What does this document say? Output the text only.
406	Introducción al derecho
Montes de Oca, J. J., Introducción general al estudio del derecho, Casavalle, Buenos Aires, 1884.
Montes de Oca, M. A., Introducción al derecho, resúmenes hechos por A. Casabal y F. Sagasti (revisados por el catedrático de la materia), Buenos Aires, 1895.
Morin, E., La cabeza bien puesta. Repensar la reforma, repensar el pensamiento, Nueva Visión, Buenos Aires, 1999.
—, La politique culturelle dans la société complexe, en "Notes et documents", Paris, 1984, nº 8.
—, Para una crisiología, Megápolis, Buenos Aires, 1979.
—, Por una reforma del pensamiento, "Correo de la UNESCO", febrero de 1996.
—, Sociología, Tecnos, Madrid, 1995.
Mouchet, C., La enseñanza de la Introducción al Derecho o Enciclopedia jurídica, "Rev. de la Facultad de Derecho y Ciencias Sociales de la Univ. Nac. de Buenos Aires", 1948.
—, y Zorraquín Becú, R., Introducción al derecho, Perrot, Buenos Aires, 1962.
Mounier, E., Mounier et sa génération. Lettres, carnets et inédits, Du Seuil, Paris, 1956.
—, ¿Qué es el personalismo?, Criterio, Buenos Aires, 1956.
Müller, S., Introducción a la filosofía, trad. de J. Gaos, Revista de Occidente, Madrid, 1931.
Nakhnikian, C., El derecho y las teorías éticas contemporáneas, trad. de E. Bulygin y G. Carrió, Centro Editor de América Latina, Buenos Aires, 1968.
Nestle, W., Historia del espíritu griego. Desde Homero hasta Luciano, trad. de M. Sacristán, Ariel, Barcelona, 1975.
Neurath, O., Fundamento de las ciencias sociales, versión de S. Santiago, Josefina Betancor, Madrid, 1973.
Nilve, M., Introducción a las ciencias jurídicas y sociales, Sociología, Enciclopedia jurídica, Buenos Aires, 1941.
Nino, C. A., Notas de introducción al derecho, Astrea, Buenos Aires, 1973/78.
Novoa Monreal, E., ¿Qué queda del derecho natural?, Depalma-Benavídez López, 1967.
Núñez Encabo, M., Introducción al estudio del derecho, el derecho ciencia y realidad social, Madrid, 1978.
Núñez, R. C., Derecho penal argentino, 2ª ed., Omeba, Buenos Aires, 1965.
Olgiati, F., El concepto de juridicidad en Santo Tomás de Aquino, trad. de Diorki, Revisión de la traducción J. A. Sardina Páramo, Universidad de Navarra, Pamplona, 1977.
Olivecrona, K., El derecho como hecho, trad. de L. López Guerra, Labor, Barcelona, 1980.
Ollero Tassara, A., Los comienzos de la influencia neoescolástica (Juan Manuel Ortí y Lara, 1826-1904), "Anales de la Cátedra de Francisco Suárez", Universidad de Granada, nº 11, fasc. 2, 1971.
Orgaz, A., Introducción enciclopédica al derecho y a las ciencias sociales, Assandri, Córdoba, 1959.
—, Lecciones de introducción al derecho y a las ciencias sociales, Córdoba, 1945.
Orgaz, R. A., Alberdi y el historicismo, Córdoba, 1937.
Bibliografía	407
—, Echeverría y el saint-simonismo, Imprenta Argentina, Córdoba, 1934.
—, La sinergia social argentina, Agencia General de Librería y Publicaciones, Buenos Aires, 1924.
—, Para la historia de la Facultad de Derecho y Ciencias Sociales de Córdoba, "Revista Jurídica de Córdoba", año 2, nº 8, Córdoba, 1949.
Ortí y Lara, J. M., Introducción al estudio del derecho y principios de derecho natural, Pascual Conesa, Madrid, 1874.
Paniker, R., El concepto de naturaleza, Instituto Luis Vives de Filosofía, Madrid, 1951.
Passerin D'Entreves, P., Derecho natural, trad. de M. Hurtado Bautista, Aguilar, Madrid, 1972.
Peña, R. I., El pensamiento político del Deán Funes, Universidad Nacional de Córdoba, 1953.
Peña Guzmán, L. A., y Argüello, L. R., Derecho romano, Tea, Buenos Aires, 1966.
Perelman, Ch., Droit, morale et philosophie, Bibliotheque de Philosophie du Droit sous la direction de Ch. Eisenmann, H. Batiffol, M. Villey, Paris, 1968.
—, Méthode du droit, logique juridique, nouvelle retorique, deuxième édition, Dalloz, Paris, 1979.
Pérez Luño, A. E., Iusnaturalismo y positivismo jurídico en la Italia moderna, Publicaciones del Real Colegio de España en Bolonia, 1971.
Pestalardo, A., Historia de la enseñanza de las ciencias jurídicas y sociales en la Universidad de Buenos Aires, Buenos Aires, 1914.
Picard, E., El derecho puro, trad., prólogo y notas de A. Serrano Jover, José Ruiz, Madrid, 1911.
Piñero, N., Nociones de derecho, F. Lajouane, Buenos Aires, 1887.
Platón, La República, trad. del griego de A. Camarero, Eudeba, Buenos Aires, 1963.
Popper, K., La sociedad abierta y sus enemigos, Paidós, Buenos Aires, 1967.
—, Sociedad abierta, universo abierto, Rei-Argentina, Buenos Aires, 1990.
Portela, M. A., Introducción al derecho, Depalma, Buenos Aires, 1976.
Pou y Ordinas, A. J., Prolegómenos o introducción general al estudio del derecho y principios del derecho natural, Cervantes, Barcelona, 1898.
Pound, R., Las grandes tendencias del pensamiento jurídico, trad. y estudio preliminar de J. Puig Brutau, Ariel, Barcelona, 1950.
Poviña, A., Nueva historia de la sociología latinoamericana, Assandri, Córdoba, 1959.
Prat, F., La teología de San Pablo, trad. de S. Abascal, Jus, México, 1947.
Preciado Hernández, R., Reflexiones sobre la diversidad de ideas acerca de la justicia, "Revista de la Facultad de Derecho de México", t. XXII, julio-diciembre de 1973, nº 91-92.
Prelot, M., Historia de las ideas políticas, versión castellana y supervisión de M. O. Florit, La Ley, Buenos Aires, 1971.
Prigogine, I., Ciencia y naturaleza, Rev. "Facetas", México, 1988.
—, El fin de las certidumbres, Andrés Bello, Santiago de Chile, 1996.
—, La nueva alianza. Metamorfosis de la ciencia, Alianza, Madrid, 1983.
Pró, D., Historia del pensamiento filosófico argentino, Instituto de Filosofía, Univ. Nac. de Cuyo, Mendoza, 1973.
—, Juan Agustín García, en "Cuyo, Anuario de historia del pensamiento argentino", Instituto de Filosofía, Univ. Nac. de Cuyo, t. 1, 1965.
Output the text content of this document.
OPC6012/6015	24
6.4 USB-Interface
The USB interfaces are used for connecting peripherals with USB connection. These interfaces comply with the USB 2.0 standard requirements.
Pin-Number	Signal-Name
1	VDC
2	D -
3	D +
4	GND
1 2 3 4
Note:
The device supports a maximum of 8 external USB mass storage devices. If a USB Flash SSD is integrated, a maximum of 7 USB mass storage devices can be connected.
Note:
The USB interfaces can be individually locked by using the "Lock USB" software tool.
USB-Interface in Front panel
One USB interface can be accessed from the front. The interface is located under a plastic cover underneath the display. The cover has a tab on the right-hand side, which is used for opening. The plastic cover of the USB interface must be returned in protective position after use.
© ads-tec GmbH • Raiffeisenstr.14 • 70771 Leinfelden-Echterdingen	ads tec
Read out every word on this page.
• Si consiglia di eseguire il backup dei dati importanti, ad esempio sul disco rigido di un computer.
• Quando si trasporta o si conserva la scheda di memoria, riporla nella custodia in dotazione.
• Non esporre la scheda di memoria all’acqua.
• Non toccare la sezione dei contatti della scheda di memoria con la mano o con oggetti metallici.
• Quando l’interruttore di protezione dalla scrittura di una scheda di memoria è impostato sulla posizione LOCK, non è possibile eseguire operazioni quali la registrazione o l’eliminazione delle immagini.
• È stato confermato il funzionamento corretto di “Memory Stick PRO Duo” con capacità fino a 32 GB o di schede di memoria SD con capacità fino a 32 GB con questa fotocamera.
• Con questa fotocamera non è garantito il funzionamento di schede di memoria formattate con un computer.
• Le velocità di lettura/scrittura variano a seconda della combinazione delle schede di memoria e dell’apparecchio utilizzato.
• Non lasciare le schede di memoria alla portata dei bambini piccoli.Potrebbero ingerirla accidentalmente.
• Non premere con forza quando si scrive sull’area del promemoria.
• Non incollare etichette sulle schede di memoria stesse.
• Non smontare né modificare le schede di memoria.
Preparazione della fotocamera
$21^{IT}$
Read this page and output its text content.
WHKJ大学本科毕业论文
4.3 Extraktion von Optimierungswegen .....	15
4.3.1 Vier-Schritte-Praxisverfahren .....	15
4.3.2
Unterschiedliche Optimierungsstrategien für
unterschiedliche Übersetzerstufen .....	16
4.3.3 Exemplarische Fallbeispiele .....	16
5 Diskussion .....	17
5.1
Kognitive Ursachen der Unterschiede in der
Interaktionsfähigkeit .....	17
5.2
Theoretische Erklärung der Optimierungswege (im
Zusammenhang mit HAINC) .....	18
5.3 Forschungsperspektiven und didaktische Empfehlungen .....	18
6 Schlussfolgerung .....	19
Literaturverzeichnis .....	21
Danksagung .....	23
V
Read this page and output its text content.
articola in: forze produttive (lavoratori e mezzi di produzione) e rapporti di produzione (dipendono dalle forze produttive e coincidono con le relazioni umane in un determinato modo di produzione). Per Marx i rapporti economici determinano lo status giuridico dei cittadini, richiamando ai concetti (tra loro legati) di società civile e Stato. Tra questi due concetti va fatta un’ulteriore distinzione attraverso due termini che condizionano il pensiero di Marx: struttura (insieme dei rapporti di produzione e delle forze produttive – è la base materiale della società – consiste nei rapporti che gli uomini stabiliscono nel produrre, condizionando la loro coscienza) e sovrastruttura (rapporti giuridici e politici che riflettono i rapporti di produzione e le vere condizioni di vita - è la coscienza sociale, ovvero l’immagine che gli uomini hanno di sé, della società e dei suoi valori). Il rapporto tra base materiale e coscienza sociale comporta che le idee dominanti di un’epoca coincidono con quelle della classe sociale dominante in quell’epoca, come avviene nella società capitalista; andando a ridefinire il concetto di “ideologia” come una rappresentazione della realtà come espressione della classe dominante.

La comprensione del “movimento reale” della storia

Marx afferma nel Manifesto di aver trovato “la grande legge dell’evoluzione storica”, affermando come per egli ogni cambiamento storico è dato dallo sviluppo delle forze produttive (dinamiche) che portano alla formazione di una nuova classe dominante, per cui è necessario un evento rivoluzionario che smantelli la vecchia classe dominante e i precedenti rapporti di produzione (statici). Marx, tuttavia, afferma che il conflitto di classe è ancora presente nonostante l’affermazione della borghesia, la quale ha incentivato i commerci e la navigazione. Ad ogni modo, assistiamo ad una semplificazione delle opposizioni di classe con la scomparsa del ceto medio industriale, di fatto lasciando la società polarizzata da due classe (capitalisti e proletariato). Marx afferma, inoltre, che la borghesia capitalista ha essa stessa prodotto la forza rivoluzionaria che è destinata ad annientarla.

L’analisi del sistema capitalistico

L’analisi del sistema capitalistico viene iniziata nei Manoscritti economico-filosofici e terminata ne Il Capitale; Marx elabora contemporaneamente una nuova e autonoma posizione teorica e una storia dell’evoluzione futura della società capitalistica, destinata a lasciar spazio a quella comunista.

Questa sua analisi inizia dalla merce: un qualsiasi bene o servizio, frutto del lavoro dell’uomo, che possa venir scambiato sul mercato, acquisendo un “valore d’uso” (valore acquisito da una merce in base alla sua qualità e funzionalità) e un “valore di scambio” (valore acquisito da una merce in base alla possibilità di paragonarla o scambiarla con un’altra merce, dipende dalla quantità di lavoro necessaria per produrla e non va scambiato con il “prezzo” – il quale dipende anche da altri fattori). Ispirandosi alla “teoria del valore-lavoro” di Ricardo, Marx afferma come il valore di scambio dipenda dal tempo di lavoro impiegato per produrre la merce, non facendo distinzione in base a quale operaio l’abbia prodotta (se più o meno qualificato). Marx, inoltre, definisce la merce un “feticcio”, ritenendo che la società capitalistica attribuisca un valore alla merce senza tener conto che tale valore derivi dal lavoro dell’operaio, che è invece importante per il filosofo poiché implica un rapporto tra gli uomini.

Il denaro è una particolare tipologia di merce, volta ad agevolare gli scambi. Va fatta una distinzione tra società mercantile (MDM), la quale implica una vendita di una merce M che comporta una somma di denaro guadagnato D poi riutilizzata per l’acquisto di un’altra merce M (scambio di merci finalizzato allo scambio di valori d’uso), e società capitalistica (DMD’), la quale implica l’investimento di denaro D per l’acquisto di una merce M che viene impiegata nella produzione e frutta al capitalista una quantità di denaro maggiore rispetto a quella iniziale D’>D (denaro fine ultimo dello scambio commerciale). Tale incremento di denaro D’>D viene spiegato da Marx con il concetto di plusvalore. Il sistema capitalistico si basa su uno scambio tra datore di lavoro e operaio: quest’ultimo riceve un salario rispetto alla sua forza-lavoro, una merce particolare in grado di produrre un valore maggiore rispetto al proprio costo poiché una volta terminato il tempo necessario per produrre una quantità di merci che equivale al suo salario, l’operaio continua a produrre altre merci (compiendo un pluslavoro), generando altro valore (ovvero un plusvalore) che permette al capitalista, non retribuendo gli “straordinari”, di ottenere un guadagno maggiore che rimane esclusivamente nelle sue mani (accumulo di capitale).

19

■ ■ ■ ■ ■

Challenge: What is the number of lines above that contain "abierta"? Answer with that number only.

Finished task: 2